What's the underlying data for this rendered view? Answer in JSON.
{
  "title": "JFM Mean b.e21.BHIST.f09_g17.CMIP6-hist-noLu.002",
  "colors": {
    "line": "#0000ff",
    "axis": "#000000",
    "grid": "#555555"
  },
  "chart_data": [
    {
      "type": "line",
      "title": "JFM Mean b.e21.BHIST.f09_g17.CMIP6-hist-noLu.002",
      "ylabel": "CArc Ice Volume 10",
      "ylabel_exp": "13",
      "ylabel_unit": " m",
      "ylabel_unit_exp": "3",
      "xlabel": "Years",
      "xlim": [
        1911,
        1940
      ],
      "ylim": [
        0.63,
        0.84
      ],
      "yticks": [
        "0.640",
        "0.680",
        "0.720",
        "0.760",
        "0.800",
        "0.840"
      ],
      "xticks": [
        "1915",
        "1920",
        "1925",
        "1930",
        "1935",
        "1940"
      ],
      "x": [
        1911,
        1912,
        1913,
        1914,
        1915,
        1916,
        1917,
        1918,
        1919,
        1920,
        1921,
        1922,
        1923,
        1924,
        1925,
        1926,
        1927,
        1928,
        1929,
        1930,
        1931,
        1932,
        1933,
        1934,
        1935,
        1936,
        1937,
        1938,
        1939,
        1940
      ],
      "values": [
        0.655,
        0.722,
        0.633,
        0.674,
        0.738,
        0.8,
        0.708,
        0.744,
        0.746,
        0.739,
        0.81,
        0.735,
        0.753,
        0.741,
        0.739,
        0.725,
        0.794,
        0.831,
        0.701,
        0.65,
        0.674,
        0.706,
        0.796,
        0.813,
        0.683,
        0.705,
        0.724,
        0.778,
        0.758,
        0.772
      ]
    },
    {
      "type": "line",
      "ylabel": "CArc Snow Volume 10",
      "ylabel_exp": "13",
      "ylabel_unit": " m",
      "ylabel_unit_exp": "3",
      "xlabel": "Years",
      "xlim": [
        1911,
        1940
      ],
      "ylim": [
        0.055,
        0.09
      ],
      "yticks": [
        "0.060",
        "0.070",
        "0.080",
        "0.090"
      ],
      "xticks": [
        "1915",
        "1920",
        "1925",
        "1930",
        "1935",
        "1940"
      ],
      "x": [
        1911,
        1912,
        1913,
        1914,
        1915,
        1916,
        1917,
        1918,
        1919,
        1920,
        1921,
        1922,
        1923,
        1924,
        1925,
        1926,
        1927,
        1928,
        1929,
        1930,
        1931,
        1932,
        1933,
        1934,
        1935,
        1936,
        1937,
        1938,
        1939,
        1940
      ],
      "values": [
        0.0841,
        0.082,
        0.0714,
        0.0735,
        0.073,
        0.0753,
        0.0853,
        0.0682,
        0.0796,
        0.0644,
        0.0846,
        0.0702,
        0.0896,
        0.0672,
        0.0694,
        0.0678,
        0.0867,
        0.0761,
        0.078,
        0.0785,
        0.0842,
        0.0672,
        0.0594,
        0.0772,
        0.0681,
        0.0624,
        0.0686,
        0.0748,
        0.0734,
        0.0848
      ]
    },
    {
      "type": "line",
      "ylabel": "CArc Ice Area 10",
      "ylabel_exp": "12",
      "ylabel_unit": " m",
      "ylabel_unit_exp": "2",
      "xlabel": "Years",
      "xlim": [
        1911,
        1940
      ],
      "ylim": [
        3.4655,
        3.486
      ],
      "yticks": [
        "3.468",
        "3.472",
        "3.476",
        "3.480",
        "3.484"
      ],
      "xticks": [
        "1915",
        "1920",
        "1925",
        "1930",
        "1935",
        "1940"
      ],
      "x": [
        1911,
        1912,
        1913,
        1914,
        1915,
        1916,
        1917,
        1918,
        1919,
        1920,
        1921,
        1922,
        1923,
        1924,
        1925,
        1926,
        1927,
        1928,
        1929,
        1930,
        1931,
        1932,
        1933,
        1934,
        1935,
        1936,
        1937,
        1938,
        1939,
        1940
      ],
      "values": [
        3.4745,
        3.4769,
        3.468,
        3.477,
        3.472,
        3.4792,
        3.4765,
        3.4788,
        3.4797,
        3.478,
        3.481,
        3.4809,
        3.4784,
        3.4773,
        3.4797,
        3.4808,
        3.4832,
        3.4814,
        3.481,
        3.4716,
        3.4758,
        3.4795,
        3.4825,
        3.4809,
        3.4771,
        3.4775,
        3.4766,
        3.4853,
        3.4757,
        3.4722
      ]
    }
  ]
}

● ● ● ● ●

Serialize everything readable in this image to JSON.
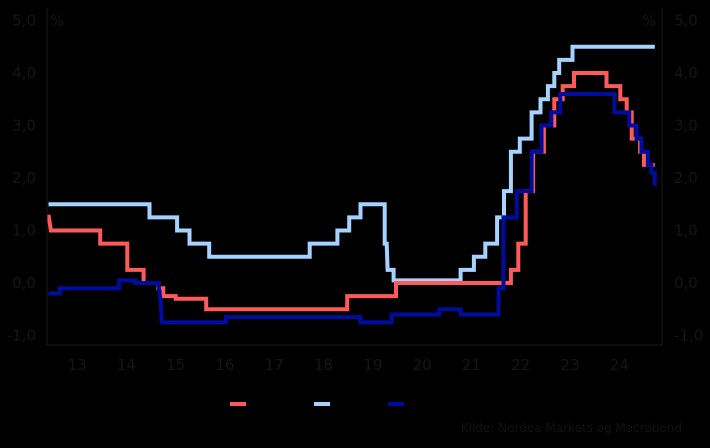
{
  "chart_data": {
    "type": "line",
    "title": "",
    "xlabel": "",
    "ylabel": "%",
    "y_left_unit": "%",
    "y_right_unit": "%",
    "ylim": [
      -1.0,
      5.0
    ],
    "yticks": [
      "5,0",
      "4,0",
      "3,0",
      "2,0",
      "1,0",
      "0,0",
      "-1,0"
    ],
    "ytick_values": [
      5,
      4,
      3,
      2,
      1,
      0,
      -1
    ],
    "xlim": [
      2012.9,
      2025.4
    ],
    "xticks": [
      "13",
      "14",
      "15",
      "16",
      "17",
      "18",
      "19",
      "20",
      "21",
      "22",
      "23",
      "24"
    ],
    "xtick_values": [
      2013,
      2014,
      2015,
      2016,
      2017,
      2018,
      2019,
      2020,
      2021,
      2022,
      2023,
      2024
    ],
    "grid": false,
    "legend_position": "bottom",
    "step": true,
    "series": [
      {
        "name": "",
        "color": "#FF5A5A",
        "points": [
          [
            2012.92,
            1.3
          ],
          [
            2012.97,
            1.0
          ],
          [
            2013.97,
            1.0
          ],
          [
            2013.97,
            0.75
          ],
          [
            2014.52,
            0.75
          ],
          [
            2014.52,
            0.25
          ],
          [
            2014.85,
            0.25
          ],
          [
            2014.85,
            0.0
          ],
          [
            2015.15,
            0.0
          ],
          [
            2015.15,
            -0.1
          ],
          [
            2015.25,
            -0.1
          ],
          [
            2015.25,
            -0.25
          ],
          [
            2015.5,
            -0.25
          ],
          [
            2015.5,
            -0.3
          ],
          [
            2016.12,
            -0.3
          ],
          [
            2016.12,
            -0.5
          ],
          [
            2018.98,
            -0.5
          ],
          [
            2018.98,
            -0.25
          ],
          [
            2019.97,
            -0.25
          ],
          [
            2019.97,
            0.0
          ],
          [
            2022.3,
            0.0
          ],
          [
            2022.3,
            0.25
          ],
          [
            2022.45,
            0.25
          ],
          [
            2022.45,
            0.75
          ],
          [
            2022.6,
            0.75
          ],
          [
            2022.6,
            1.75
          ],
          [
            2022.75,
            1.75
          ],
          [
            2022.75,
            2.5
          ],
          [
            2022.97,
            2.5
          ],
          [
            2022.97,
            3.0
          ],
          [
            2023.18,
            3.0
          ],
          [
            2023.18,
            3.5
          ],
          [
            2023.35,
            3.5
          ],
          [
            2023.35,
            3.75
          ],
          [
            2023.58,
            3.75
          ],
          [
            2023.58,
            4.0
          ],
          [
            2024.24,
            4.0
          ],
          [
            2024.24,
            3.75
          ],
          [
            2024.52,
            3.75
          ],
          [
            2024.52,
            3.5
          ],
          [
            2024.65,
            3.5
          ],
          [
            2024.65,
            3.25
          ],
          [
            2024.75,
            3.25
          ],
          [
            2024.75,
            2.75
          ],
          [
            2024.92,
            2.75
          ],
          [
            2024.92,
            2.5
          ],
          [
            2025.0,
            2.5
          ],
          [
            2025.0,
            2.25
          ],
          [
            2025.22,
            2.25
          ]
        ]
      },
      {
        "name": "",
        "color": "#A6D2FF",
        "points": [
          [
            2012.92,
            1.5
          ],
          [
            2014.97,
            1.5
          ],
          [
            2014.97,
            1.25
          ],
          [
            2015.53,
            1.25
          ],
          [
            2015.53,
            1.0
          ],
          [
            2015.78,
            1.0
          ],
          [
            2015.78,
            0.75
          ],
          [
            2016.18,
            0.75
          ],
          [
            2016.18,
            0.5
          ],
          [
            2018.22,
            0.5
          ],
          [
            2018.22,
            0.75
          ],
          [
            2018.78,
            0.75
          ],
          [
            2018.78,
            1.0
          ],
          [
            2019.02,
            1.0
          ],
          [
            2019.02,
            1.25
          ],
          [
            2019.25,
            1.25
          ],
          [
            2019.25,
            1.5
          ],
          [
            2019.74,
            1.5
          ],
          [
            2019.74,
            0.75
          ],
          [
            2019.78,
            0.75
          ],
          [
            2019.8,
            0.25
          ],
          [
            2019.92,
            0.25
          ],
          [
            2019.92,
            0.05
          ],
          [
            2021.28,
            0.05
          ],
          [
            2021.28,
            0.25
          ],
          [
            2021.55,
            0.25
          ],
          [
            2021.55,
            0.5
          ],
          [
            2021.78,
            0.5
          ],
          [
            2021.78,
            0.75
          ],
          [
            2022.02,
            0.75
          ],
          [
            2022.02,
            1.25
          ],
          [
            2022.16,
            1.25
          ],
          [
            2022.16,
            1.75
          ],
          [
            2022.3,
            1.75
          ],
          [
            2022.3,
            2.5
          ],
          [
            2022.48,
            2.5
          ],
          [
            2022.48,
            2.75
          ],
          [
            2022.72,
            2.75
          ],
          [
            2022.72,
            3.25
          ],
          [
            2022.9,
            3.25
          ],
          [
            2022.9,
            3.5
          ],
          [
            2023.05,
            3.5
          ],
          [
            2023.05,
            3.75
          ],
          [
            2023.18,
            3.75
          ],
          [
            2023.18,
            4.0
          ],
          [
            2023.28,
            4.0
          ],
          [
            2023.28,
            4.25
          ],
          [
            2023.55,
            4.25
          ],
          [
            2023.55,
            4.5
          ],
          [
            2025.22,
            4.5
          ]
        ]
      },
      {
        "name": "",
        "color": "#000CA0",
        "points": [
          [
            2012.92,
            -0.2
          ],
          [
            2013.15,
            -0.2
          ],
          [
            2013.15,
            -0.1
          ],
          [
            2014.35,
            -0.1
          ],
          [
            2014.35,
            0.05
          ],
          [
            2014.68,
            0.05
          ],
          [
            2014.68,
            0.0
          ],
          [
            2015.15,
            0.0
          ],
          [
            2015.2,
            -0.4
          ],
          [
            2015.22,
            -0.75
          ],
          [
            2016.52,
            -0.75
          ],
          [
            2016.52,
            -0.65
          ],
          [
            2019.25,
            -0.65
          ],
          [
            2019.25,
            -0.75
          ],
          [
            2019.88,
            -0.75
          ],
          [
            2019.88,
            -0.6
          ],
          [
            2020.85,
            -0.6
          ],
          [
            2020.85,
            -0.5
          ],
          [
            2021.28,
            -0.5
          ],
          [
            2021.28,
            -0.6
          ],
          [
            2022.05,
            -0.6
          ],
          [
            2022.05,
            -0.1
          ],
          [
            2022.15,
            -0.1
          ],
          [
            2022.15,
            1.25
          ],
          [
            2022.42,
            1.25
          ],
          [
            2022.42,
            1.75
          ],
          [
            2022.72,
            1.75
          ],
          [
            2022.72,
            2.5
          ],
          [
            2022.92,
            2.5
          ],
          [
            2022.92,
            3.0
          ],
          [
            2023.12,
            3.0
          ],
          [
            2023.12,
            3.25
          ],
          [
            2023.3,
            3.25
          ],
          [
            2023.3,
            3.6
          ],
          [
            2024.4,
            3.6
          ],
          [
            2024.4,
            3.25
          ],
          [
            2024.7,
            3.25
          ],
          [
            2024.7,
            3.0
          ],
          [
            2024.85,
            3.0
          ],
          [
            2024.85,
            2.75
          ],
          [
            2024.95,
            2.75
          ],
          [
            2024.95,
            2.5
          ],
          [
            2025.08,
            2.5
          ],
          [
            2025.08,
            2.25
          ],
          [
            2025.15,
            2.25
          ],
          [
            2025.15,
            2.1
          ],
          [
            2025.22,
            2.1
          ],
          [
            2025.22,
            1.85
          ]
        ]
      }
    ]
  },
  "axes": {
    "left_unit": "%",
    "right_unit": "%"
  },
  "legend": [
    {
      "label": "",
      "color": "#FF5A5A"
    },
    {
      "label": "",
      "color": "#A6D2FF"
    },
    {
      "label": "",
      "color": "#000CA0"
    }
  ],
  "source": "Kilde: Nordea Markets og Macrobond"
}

● ● ● ● ●

**Set exercise:** Of the lines above, how many include the word "Mean"? Reply with the number only.

**Problem solution:** 2